**GIVEN INSTRUCTION:** Find the lines that contain the word "text" and copy each one.
----------------------------------------
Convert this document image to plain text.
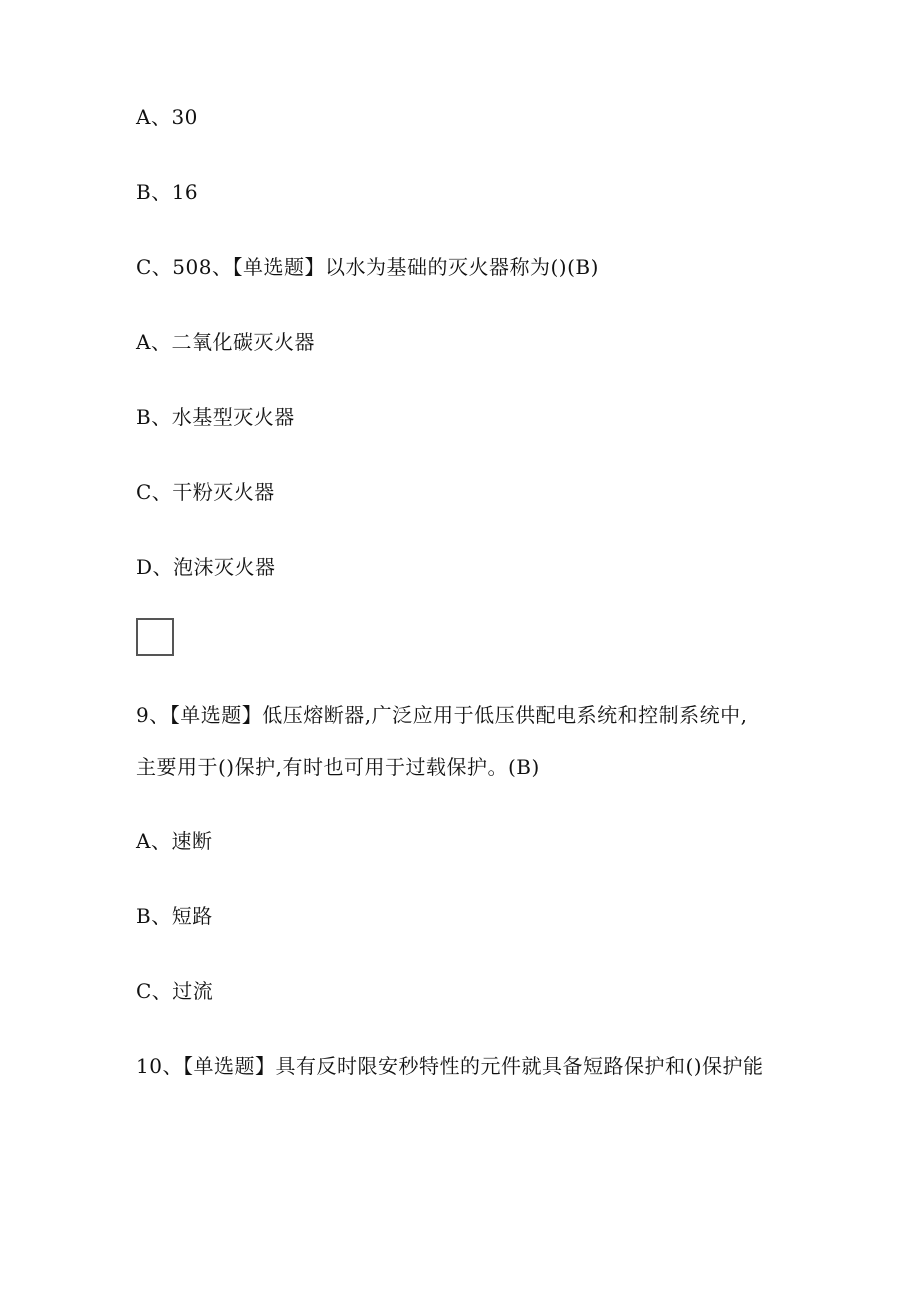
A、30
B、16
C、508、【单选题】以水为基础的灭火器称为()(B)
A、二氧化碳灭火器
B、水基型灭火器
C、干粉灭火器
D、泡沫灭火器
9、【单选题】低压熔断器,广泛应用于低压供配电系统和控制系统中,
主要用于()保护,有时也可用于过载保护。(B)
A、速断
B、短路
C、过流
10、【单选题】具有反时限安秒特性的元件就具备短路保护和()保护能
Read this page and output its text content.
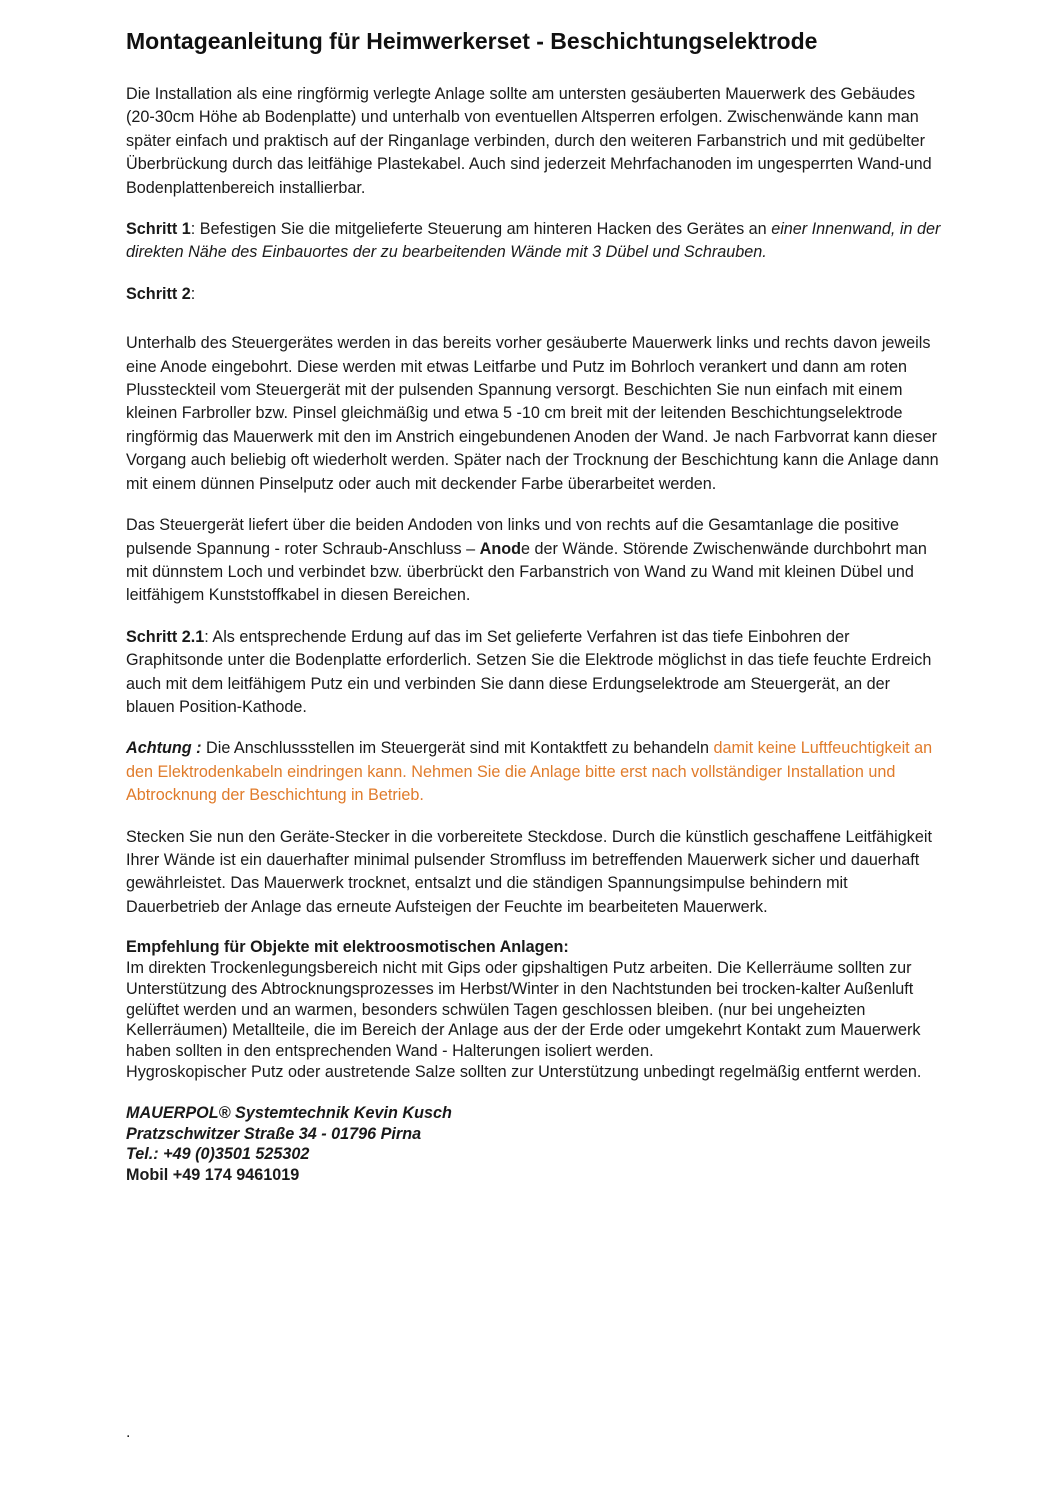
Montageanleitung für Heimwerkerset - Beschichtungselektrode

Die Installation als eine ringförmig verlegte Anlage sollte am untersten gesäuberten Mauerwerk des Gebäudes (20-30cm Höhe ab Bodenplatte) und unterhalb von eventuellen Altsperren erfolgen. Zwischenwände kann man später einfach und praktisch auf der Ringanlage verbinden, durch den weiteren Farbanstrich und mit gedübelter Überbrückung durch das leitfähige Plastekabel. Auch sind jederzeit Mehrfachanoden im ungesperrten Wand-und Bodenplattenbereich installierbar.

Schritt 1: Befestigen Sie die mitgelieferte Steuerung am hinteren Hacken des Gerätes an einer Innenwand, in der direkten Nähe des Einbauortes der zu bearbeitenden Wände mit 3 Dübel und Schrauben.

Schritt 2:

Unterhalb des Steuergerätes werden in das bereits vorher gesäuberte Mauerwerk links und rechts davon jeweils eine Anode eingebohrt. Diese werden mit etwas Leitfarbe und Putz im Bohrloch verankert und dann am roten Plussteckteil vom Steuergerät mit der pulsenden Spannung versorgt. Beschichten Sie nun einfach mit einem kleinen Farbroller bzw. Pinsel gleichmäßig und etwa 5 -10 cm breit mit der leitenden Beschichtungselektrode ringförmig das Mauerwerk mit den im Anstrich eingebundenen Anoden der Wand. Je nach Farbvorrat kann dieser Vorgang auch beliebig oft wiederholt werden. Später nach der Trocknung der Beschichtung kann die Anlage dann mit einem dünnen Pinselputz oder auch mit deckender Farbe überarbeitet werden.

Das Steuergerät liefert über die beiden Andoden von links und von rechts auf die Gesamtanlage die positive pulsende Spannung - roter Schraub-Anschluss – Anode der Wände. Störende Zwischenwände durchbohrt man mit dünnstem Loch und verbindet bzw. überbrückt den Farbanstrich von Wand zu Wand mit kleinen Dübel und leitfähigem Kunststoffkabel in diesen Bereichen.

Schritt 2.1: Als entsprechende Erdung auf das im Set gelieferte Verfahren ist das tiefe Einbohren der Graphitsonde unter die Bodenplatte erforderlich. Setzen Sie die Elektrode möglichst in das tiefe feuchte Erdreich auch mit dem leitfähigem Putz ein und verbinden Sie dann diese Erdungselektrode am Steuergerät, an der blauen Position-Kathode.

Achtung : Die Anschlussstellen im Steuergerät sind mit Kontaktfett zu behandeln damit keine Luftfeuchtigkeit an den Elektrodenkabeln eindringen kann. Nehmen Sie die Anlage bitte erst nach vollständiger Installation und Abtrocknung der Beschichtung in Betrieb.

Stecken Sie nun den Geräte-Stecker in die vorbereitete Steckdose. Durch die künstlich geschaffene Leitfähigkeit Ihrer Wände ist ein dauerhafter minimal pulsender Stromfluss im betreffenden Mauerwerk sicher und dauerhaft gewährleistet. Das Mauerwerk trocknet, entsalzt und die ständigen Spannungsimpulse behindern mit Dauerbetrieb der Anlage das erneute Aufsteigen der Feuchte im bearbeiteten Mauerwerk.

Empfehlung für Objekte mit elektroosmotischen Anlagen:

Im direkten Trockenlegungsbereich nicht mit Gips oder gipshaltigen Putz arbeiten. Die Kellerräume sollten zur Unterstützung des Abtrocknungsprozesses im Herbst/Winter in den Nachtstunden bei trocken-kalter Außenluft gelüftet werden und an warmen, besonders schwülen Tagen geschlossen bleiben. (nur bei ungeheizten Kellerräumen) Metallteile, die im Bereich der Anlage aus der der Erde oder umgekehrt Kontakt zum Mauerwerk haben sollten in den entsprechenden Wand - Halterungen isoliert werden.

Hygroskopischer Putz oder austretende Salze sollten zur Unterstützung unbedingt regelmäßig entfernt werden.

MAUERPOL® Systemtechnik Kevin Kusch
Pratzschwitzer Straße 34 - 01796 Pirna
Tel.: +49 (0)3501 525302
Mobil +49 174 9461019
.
----------------------------------------
**WRITTEN ANSWER:**
Convert this document image to plain text.
Read this page and output its text content.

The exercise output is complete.